### Work to be completed
Can you print every record below exactly as written?

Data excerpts
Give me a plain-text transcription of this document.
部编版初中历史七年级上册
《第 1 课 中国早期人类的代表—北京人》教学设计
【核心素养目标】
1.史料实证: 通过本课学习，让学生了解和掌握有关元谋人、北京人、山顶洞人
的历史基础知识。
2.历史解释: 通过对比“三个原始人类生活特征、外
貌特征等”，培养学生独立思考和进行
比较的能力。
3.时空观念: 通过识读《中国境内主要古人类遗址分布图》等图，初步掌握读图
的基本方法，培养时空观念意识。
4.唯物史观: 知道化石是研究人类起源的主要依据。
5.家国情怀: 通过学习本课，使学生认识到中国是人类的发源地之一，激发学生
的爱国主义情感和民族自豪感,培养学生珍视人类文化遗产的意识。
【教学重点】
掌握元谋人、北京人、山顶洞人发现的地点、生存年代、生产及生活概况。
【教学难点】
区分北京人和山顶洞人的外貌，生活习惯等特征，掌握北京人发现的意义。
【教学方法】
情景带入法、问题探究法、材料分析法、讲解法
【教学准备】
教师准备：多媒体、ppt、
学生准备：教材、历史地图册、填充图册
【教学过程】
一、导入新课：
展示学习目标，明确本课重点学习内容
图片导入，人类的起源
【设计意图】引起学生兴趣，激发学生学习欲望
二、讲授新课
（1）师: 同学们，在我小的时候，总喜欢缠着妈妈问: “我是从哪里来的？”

### Full solution
Give me a plain-text transcription of this document.
部编版初中历史七年级上册
《第 1 课 中国早期人类的代表—北京人》教学设计
【核心素养目标】
1.史料实证: 通过本课学习，让学生了解和掌握有关元谋人、北京人、山顶洞人
的历史基础知识。
2.历史解释: 通过对比“三个原始人类生活特征、外
貌特征等”，培养学生独立思考和进行
比较的能力。
3.时空观念: 通过识读《中国境内主要古人类遗址分布图》等图，初步掌握读图
的基本方法，培养时空观念意识。
4.唯物史观: 知道化石是研究人类起源的主要依据。
5.家国情怀: 通过学习本课，使学生认识到中国是人类的发源地之一，激发学生
的爱国主义情感和民族自豪感,培养学生珍视人类文化遗产的意识。
【教学重点】
掌握元谋人、北京人、山顶洞人发现的地点、生存年代、生产及生活概况。
【教学难点】
区分北京人和山顶洞人的外貌，生活习惯等特征，掌握北京人发现的意义。
【教学方法】
情景带入法、问题探究法、材料分析法、讲解法
【教学准备】
教师准备：多媒体、ppt、
学生准备：教材、历史地图册、填充图册
【教学过程】
一、导入新课：
展示学习目标，明确本课重点学习内容
图片导入，人类的起源
【设计意图】引起学生兴趣，激发学生学习欲望
二、讲授新课
（1）师: 同学们，在我小的时候，总喜欢缠着妈妈问: “我是从哪里来的？”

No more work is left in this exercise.